== WORK INSTRUCTIONS ==
Copy the listing verbatim, excluding any images found in it.

== INPUT DATA ==
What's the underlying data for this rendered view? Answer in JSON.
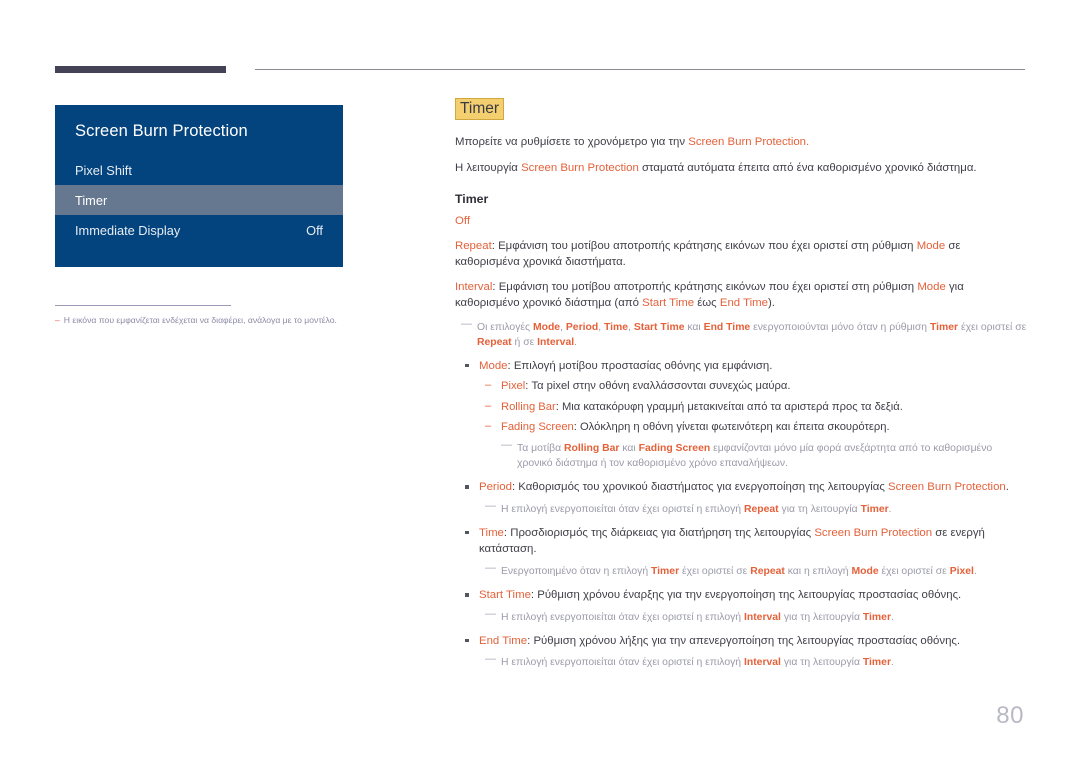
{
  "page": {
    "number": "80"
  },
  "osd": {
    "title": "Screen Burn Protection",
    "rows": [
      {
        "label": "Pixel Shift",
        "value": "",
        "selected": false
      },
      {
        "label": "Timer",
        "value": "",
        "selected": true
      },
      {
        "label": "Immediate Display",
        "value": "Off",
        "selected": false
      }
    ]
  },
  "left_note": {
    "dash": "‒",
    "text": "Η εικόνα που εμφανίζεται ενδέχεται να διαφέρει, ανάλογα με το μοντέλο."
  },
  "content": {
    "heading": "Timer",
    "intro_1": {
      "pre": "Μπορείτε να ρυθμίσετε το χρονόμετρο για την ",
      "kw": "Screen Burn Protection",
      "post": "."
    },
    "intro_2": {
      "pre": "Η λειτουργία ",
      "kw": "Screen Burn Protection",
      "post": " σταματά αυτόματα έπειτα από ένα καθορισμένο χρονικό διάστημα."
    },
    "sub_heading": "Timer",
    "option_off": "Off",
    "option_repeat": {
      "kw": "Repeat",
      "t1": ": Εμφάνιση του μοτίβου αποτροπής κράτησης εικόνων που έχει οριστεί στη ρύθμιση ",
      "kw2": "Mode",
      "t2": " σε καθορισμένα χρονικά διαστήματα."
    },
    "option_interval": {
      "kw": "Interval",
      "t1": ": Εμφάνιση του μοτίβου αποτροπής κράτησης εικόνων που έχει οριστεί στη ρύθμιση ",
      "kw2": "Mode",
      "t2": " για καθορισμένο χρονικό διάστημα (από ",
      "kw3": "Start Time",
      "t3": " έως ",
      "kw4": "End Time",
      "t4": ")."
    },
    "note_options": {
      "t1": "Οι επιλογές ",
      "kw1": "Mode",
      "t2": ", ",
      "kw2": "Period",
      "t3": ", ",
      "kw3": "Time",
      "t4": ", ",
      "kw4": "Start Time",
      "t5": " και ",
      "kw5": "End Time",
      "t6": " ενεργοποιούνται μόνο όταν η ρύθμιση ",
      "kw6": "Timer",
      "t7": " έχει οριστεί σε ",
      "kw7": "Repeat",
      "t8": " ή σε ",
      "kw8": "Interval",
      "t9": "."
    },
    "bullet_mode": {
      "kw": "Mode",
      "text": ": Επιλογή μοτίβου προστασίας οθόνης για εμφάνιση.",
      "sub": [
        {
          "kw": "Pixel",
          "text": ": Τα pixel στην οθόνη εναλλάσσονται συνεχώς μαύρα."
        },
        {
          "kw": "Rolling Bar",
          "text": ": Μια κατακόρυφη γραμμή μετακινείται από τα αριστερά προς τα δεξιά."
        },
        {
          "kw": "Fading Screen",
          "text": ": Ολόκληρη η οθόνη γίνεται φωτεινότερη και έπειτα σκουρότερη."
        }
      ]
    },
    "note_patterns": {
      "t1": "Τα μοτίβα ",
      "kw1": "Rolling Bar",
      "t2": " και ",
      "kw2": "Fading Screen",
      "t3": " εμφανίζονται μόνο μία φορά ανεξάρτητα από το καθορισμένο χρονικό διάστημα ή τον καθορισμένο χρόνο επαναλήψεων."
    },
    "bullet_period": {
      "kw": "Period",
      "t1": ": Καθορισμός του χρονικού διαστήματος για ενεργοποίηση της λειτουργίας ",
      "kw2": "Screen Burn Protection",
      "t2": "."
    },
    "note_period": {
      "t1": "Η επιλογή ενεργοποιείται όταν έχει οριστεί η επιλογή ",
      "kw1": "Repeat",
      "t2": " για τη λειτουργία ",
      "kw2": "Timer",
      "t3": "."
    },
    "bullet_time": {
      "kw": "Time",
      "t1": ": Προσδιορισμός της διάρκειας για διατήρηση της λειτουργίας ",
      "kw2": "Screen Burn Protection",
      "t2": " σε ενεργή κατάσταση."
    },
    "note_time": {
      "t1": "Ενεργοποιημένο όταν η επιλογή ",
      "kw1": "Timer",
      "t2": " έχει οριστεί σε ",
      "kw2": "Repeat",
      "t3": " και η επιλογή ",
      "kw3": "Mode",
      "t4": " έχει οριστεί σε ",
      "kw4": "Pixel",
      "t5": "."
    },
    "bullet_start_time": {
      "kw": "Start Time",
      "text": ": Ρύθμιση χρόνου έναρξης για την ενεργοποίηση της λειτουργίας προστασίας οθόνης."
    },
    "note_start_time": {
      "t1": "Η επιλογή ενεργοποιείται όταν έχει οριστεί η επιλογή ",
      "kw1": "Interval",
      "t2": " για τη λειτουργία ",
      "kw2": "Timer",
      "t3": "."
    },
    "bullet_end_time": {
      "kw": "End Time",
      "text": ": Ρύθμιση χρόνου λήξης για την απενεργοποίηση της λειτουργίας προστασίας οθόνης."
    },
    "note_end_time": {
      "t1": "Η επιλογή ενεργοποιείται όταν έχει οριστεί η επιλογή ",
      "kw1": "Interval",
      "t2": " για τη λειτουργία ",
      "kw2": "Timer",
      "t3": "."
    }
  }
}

== SOLUTION TO THE EXERCISE ==
What's the underlying data for this rendered view? Answer in JSON.
{
  "page": {
    "number": "80"
  },
  "osd": {
    "title": "Screen Burn Protection",
    "rows": [
      {
        "label": "Pixel Shift",
        "value": "",
        "selected": false
      },
      {
        "label": "Timer",
        "value": "",
        "selected": true
      },
      {
        "label": "Immediate Display",
        "value": "Off",
        "selected": false
      }
    ]
  },
  "left_note": {
    "dash": "‒",
    "text": "Η εικόνα που εμφανίζεται ενδέχεται να διαφέρει, ανάλογα με το μοντέλο."
  },
  "content": {
    "heading": "Timer",
    "intro_1": {
      "pre": "Μπορείτε να ρυθμίσετε το χρονόμετρο για την ",
      "kw": "Screen Burn Protection",
      "post": "."
    },
    "intro_2": {
      "pre": "Η λειτουργία ",
      "kw": "Screen Burn Protection",
      "post": " σταματά αυτόματα έπειτα από ένα καθορισμένο χρονικό διάστημα."
    },
    "sub_heading": "Timer",
    "option_off": "Off",
    "option_repeat": {
      "kw": "Repeat",
      "t1": ": Εμφάνιση του μοτίβου αποτροπής κράτησης εικόνων που έχει οριστεί στη ρύθμιση ",
      "kw2": "Mode",
      "t2": " σε καθορισμένα χρονικά διαστήματα."
    },
    "option_interval": {
      "kw": "Interval",
      "t1": ": Εμφάνιση του μοτίβου αποτροπής κράτησης εικόνων που έχει οριστεί στη ρύθμιση ",
      "kw2": "Mode",
      "t2": " για καθορισμένο χρονικό διάστημα (από ",
      "kw3": "Start Time",
      "t3": " έως ",
      "kw4": "End Time",
      "t4": ")."
    },
    "note_options": {
      "t1": "Οι επιλογές ",
      "kw1": "Mode",
      "t2": ", ",
      "kw2": "Period",
      "t3": ", ",
      "kw3": "Time",
      "t4": ", ",
      "kw4": "Start Time",
      "t5": " και ",
      "kw5": "End Time",
      "t6": " ενεργοποιούνται μόνο όταν η ρύθμιση ",
      "kw6": "Timer",
      "t7": " έχει οριστεί σε ",
      "kw7": "Repeat",
      "t8": " ή σε ",
      "kw8": "Interval",
      "t9": "."
    },
    "bullet_mode": {
      "kw": "Mode",
      "text": ": Επιλογή μοτίβου προστασίας οθόνης για εμφάνιση.",
      "sub": [
        {
          "kw": "Pixel",
          "text": ": Τα pixel στην οθόνη εναλλάσσονται συνεχώς μαύρα."
        },
        {
          "kw": "Rolling Bar",
          "text": ": Μια κατακόρυφη γραμμή μετακινείται από τα αριστερά προς τα δεξιά."
        },
        {
          "kw": "Fading Screen",
          "text": ": Ολόκληρη η οθόνη γίνεται φωτεινότερη και έπειτα σκουρότερη."
        }
      ]
    },
    "note_patterns": {
      "t1": "Τα μοτίβα ",
      "kw1": "Rolling Bar",
      "t2": " και ",
      "kw2": "Fading Screen",
      "t3": " εμφανίζονται μόνο μία φορά ανεξάρτητα από το καθορισμένο χρονικό διάστημα ή τον καθορισμένο χρόνο επαναλήψεων."
    },
    "bullet_period": {
      "kw": "Period",
      "t1": ": Καθορισμός του χρονικού διαστήματος για ενεργοποίηση της λειτουργίας ",
      "kw2": "Screen Burn Protection",
      "t2": "."
    },
    "note_period": {
      "t1": "Η επιλογή ενεργοποιείται όταν έχει οριστεί η επιλογή ",
      "kw1": "Repeat",
      "t2": " για τη λειτουργία ",
      "kw2": "Timer",
      "t3": "."
    },
    "bullet_time": {
      "kw": "Time",
      "t1": ": Προσδιορισμός της διάρκειας για διατήρηση της λειτουργίας ",
      "kw2": "Screen Burn Protection",
      "t2": " σε ενεργή κατάσταση."
    },
    "note_time": {
      "t1": "Ενεργοποιημένο όταν η επιλογή ",
      "kw1": "Timer",
      "t2": " έχει οριστεί σε ",
      "kw2": "Repeat",
      "t3": " και η επιλογή ",
      "kw3": "Mode",
      "t4": " έχει οριστεί σε ",
      "kw4": "Pixel",
      "t5": "."
    },
    "bullet_start_time": {
      "kw": "Start Time",
      "text": ": Ρύθμιση χρόνου έναρξης για την ενεργοποίηση της λειτουργίας προστασίας οθόνης."
    },
    "note_start_time": {
      "t1": "Η επιλογή ενεργοποιείται όταν έχει οριστεί η επιλογή ",
      "kw1": "Interval",
      "t2": " για τη λειτουργία ",
      "kw2": "Timer",
      "t3": "."
    },
    "bullet_end_time": {
      "kw": "End Time",
      "text": ": Ρύθμιση χρόνου λήξης για την απενεργοποίηση της λειτουργίας προστασίας οθόνης."
    },
    "note_end_time": {
      "t1": "Η επιλογή ενεργοποιείται όταν έχει οριστεί η επιλογή ",
      "kw1": "Interval",
      "t2": " για τη λειτουργία ",
      "kw2": "Timer",
      "t3": "."
    }
  }
}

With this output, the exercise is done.